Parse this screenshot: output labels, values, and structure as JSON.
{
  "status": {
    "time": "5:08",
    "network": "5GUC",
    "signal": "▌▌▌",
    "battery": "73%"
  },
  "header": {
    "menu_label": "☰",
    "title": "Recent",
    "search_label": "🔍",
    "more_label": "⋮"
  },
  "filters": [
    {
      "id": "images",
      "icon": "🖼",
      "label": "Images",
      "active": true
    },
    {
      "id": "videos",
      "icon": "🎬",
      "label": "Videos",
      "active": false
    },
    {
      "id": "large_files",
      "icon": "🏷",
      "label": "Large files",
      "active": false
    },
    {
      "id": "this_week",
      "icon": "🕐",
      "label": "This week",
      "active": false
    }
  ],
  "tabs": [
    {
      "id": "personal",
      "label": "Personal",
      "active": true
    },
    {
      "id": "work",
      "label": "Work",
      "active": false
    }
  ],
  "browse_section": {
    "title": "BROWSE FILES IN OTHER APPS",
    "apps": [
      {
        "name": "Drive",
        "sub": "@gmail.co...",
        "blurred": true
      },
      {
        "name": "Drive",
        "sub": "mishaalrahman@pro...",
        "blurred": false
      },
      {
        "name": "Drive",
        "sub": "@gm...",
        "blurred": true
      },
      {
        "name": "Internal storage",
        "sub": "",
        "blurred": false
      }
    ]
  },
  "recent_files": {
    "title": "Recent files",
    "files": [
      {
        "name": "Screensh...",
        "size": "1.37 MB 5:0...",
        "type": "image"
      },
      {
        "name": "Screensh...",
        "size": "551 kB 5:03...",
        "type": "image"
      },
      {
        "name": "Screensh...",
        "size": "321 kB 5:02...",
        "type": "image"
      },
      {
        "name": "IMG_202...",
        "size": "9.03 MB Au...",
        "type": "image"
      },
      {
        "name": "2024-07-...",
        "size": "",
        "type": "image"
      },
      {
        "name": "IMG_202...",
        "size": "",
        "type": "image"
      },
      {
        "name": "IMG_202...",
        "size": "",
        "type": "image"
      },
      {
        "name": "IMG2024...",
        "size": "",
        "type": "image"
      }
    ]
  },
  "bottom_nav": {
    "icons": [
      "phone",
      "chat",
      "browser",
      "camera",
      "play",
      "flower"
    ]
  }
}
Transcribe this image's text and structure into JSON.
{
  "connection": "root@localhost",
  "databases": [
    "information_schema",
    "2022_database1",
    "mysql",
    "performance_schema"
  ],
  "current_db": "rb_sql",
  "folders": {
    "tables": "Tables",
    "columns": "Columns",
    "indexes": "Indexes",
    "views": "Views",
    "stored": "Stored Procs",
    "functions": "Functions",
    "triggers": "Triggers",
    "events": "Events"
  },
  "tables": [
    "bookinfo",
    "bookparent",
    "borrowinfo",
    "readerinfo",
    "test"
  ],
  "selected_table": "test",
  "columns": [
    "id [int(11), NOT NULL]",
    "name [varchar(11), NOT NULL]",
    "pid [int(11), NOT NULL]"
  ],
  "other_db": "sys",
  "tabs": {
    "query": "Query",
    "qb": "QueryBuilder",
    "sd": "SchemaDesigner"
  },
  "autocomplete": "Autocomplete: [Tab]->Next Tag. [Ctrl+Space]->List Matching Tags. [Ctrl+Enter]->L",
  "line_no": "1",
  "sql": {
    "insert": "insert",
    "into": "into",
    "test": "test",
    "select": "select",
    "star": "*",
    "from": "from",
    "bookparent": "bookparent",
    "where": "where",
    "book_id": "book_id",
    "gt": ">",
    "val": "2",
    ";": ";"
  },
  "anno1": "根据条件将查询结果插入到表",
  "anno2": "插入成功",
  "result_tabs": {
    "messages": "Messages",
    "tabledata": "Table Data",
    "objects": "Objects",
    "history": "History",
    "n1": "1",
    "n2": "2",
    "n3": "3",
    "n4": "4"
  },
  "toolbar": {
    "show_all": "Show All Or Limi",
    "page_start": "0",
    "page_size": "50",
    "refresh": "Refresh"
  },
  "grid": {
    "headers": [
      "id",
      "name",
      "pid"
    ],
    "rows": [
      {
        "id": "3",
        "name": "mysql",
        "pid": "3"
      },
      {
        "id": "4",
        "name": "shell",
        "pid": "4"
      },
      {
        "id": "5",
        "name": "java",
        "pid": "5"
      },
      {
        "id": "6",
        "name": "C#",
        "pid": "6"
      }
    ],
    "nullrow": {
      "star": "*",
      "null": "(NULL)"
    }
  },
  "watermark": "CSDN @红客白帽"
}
━━━━━━━━━━
• **What is asked**
Give only the number of lines in the material above that hold the word "title".

• **Worked solution**
3